(A run of records)
((

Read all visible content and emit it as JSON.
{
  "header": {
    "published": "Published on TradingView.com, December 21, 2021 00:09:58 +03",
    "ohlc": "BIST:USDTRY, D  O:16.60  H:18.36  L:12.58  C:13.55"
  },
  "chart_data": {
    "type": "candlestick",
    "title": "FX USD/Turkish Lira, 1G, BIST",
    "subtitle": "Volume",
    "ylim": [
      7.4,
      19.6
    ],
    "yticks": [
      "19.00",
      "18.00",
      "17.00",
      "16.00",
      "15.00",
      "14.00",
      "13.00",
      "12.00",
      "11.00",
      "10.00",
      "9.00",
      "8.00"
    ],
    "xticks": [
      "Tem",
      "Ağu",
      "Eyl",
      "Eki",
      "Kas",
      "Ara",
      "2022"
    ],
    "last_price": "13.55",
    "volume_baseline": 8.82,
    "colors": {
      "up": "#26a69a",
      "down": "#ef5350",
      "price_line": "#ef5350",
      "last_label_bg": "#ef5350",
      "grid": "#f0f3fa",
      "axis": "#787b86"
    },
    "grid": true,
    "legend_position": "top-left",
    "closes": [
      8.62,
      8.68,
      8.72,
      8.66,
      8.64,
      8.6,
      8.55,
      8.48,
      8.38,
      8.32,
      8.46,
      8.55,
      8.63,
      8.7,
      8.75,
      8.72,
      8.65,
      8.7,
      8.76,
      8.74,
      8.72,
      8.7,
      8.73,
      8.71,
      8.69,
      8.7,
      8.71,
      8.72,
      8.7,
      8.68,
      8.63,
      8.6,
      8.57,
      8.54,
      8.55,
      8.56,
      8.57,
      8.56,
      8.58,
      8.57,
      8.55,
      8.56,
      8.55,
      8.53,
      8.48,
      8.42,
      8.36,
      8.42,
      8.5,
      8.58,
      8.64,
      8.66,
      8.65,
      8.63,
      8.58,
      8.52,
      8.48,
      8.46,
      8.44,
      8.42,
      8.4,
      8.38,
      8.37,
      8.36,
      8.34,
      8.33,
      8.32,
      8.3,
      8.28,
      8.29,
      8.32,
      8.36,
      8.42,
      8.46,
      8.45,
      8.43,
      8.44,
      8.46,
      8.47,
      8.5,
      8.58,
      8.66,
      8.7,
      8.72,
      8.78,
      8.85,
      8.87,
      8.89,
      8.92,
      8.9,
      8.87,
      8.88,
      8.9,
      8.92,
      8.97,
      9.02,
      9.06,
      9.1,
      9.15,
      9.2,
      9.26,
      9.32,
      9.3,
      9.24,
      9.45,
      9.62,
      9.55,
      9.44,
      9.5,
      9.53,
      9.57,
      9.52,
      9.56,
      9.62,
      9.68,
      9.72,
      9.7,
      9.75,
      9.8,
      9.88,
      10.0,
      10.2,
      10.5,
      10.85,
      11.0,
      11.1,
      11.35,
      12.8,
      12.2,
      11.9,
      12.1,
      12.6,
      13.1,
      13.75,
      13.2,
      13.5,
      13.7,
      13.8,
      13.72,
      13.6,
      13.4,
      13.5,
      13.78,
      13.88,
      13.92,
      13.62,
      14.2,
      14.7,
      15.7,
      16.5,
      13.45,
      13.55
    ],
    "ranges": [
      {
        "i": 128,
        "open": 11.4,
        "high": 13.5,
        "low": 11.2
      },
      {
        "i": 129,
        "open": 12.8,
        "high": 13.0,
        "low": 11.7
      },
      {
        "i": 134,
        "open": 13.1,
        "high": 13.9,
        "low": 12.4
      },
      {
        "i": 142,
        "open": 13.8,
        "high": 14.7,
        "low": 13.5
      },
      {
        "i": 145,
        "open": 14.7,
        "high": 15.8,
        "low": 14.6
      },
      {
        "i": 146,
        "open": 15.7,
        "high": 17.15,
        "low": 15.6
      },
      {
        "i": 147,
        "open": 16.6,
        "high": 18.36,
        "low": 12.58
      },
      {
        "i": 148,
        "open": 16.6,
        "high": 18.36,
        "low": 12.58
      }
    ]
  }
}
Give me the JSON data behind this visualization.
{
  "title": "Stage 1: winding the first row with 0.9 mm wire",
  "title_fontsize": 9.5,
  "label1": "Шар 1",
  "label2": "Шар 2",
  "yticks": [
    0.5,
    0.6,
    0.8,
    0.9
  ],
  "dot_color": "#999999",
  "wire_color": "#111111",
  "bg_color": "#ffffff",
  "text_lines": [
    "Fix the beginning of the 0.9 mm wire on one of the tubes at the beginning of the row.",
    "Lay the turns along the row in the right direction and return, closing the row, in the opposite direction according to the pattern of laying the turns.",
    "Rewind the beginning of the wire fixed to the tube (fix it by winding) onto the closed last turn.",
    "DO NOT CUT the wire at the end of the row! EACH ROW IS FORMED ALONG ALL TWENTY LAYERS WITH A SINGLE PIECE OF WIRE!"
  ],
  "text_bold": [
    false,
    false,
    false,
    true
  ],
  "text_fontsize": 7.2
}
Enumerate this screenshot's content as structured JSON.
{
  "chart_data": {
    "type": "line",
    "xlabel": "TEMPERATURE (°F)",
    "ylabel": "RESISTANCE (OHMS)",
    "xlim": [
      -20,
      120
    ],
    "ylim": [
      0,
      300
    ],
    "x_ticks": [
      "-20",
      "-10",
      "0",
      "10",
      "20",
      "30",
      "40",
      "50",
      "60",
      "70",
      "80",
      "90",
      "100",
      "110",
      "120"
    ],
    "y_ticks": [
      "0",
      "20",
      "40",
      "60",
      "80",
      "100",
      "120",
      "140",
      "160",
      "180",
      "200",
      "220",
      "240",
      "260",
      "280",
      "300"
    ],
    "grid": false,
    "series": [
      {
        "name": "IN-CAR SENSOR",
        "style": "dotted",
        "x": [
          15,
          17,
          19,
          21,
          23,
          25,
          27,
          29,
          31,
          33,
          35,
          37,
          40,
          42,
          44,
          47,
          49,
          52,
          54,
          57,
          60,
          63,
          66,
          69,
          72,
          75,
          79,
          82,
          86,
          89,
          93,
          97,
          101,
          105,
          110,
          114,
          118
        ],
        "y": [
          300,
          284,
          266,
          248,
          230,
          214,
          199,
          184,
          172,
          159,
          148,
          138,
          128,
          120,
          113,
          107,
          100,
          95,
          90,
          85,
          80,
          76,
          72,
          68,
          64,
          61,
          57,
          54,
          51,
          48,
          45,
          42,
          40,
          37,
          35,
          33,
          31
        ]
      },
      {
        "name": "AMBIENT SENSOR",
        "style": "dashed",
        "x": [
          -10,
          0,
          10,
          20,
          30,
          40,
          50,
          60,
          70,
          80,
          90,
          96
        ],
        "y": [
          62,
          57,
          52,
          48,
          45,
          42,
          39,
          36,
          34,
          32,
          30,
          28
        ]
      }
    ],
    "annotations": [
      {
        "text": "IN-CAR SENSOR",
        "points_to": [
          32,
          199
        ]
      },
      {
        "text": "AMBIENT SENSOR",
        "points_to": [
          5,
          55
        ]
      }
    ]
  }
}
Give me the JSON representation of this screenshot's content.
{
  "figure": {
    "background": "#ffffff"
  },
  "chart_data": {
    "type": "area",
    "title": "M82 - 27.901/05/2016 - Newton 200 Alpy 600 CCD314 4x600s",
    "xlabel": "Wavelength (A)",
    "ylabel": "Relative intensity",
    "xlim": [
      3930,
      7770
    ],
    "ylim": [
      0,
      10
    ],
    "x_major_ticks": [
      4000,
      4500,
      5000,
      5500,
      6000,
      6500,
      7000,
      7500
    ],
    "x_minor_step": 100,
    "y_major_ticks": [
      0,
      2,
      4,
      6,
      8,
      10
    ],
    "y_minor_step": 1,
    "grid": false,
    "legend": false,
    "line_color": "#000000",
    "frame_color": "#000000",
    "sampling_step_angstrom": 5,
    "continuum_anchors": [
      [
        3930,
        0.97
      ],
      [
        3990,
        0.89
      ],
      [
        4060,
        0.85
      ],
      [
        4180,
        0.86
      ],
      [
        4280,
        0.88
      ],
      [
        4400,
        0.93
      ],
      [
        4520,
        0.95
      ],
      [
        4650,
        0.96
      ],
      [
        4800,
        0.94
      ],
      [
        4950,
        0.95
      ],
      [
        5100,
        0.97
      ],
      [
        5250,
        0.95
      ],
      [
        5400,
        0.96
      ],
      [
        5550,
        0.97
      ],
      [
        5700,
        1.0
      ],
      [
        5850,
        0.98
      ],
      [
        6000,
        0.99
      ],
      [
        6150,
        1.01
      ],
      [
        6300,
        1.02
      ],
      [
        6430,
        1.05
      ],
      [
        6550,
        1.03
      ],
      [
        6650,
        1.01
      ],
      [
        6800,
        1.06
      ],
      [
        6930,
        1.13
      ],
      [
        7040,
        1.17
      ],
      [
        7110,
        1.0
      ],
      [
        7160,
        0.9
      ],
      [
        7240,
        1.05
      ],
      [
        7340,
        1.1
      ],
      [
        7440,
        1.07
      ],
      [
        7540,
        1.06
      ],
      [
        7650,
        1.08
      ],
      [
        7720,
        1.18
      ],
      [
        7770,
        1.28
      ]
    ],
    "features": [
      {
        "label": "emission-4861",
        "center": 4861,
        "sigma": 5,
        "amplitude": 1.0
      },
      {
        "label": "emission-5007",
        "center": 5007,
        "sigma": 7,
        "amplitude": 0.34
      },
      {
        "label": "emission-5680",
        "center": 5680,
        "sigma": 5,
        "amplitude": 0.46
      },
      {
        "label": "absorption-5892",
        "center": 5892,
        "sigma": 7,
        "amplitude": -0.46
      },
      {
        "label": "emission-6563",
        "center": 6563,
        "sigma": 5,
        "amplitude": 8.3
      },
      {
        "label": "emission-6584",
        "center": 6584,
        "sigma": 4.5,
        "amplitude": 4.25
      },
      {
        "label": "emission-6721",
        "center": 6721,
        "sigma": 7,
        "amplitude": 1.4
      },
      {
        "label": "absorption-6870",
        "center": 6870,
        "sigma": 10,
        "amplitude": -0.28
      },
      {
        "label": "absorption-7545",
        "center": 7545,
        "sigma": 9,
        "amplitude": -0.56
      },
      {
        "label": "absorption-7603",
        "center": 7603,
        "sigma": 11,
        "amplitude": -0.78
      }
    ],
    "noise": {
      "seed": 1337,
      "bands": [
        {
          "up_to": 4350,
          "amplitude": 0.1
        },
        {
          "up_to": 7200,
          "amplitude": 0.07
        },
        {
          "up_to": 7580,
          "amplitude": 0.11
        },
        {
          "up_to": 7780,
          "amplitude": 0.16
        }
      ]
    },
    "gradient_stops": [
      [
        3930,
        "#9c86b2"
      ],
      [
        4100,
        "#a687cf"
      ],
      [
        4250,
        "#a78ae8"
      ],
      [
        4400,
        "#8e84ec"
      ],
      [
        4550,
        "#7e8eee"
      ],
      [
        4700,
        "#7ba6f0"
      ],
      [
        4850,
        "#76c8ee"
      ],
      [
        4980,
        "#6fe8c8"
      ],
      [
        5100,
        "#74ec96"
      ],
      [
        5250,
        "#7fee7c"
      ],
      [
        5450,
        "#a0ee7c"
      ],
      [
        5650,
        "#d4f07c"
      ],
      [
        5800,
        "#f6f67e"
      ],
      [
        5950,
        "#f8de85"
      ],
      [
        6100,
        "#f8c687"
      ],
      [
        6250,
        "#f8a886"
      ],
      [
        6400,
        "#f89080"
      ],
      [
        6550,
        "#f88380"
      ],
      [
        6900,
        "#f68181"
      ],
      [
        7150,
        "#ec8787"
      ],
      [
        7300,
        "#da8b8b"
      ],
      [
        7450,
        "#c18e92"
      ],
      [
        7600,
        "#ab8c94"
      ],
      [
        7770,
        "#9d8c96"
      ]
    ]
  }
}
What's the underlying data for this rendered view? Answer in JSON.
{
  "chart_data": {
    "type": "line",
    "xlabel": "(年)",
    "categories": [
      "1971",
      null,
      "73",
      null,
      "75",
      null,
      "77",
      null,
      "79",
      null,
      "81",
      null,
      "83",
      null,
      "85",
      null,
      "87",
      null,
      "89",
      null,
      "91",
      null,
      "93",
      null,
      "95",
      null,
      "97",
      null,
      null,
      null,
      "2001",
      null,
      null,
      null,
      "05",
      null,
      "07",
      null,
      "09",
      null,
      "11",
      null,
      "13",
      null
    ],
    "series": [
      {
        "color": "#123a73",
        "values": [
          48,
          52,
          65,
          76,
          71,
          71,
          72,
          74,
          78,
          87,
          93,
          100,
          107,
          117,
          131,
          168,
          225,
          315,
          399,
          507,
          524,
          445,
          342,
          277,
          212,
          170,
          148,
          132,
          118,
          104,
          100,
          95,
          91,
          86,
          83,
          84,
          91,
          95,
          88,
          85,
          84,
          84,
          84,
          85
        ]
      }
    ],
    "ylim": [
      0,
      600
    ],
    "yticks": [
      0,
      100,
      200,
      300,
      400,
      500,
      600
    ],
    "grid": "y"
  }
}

))

→ EXERCISE REQUIREMENTS
Looking at the listing above, count the lines that contain "type" and give nothing but the number.

→ RESULT OF THIS EXERCISE
4